━━ AVAILABLE DATA ━━
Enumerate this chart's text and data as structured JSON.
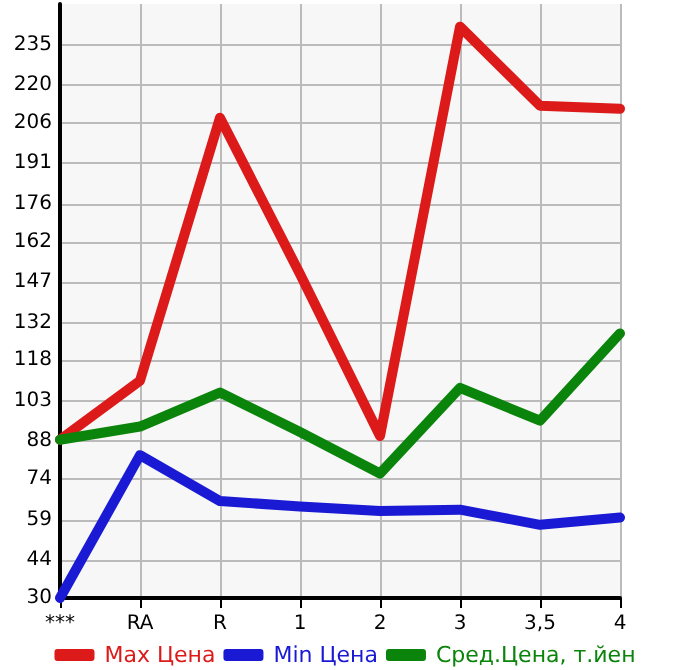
{
  "chart_data": {
    "type": "line",
    "categories": [
      "***",
      "RA",
      "R",
      "1",
      "2",
      "3",
      "3,5",
      "4"
    ],
    "series": [
      {
        "name": "Max Цена",
        "color": "#dd1a1a",
        "values": [
          88.6,
          110.5,
          207.9,
          150,
          90,
          241.6,
          212.3,
          211.2
        ]
      },
      {
        "name": "Min Цена",
        "color": "#1a1ad4",
        "values": [
          30,
          82.9,
          65.9,
          63.9,
          62.2,
          62.7,
          57.1,
          59.8
        ]
      },
      {
        "name": "Сред.Цена, т.йен",
        "color": "#0b840b",
        "values": [
          88.6,
          93.5,
          106.1,
          91.5,
          76.1,
          107.8,
          95.7,
          128
        ]
      }
    ],
    "ylim": [
      30,
      250
    ],
    "yticks": [
      30,
      44,
      59,
      74,
      88,
      103,
      118,
      132,
      147,
      162,
      176,
      191,
      206,
      220,
      235
    ],
    "grid": true,
    "legend": "bottom",
    "marker": "none",
    "line_style": "solid"
  }
}
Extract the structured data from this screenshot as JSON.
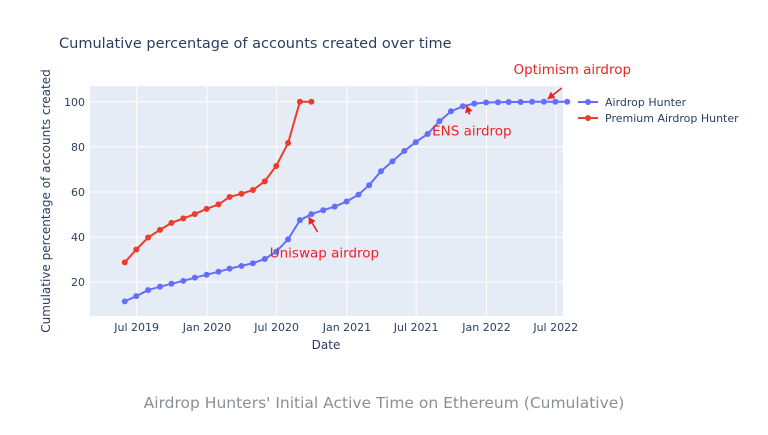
{
  "caption": "Airdrop Hunters' Initial Active Time on Ethereum (Cumulative)",
  "chart_data": {
    "type": "line",
    "title": "Cumulative percentage of accounts created over time",
    "xlabel": "Date",
    "ylabel": "Cumulative percentage of accounts created",
    "xlim": [
      "2019-03-01",
      "2022-07-20"
    ],
    "ylim": [
      5,
      107
    ],
    "x_ticks": [
      {
        "date": "2019-07-01",
        "label": "Jul 2019"
      },
      {
        "date": "2020-01-01",
        "label": "Jan 2020"
      },
      {
        "date": "2020-07-01",
        "label": "Jul 2020"
      },
      {
        "date": "2021-01-01",
        "label": "Jan 2021"
      },
      {
        "date": "2021-07-01",
        "label": "Jul 2021"
      },
      {
        "date": "2022-01-01",
        "label": "Jan 2022"
      },
      {
        "date": "2022-07-01",
        "label": "Jul 2022"
      }
    ],
    "y_ticks": [
      20,
      40,
      60,
      80,
      100
    ],
    "grid": true,
    "legend_position": "top-right",
    "colors": {
      "background": "#e5ecf6",
      "grid": "#ffffff",
      "annotation": "#ee2222"
    },
    "series": [
      {
        "name": "Airdrop Hunter",
        "color": "#636efa",
        "points": [
          {
            "x": "2019-05-31",
            "y": 11.5
          },
          {
            "x": "2019-06-30",
            "y": 13.8
          },
          {
            "x": "2019-07-31",
            "y": 16.5
          },
          {
            "x": "2019-08-31",
            "y": 18.0
          },
          {
            "x": "2019-09-30",
            "y": 19.3
          },
          {
            "x": "2019-10-31",
            "y": 20.6
          },
          {
            "x": "2019-11-30",
            "y": 22.0
          },
          {
            "x": "2019-12-31",
            "y": 23.3
          },
          {
            "x": "2020-01-31",
            "y": 24.6
          },
          {
            "x": "2020-02-29",
            "y": 26.0
          },
          {
            "x": "2020-03-31",
            "y": 27.2
          },
          {
            "x": "2020-04-30",
            "y": 28.4
          },
          {
            "x": "2020-05-31",
            "y": 30.3
          },
          {
            "x": "2020-06-30",
            "y": 33.5
          },
          {
            "x": "2020-07-31",
            "y": 39.0
          },
          {
            "x": "2020-08-31",
            "y": 47.5
          },
          {
            "x": "2020-09-30",
            "y": 50.2
          },
          {
            "x": "2020-10-31",
            "y": 51.9
          },
          {
            "x": "2020-11-30",
            "y": 53.5
          },
          {
            "x": "2020-12-31",
            "y": 55.8
          },
          {
            "x": "2021-01-31",
            "y": 58.8
          },
          {
            "x": "2021-02-28",
            "y": 63.0
          },
          {
            "x": "2021-03-31",
            "y": 69.2
          },
          {
            "x": "2021-04-30",
            "y": 73.6
          },
          {
            "x": "2021-05-31",
            "y": 78.2
          },
          {
            "x": "2021-06-30",
            "y": 82.1
          },
          {
            "x": "2021-07-31",
            "y": 85.7
          },
          {
            "x": "2021-08-31",
            "y": 91.4
          },
          {
            "x": "2021-09-30",
            "y": 95.8
          },
          {
            "x": "2021-10-31",
            "y": 98.0
          },
          {
            "x": "2021-11-30",
            "y": 99.2
          },
          {
            "x": "2021-12-31",
            "y": 99.7
          },
          {
            "x": "2022-01-31",
            "y": 99.8
          },
          {
            "x": "2022-02-28",
            "y": 99.9
          },
          {
            "x": "2022-03-31",
            "y": 99.9
          },
          {
            "x": "2022-04-30",
            "y": 100
          },
          {
            "x": "2022-05-31",
            "y": 100
          },
          {
            "x": "2022-06-30",
            "y": 100
          },
          {
            "x": "2022-07-31",
            "y": 100
          }
        ]
      },
      {
        "name": "Premium Airdrop Hunter",
        "color": "#ef3b2c",
        "points": [
          {
            "x": "2019-05-31",
            "y": 28.8
          },
          {
            "x": "2019-06-30",
            "y": 34.5
          },
          {
            "x": "2019-07-31",
            "y": 39.8
          },
          {
            "x": "2019-08-31",
            "y": 43.2
          },
          {
            "x": "2019-09-30",
            "y": 46.3
          },
          {
            "x": "2019-10-31",
            "y": 48.3
          },
          {
            "x": "2019-11-30",
            "y": 50.2
          },
          {
            "x": "2019-12-31",
            "y": 52.5
          },
          {
            "x": "2020-01-31",
            "y": 54.5
          },
          {
            "x": "2020-02-29",
            "y": 57.8
          },
          {
            "x": "2020-03-31",
            "y": 59.2
          },
          {
            "x": "2020-04-30",
            "y": 60.9
          },
          {
            "x": "2020-05-31",
            "y": 64.7
          },
          {
            "x": "2020-06-30",
            "y": 71.5
          },
          {
            "x": "2020-07-31",
            "y": 81.7
          },
          {
            "x": "2020-08-31",
            "y": 100
          },
          {
            "x": "2020-09-30",
            "y": 100
          }
        ]
      }
    ],
    "annotations": [
      {
        "text": "Uniswap airdrop",
        "x": "2020-09-17",
        "y": 50.5
      },
      {
        "text": "ENS airdrop",
        "x": "2021-11-08",
        "y": 99.3
      },
      {
        "text": "Optimism airdrop",
        "x": "2022-06-01",
        "y": 100
      }
    ]
  }
}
━━━
**REQUIREMENTS**
Locate the word "Цена" in the records above, and return each line that has it.

**FINISHED TASK**
        "name": "Max Цена",
        "name": "Min Цена",
        "name": "Сред.Цена, т.йен",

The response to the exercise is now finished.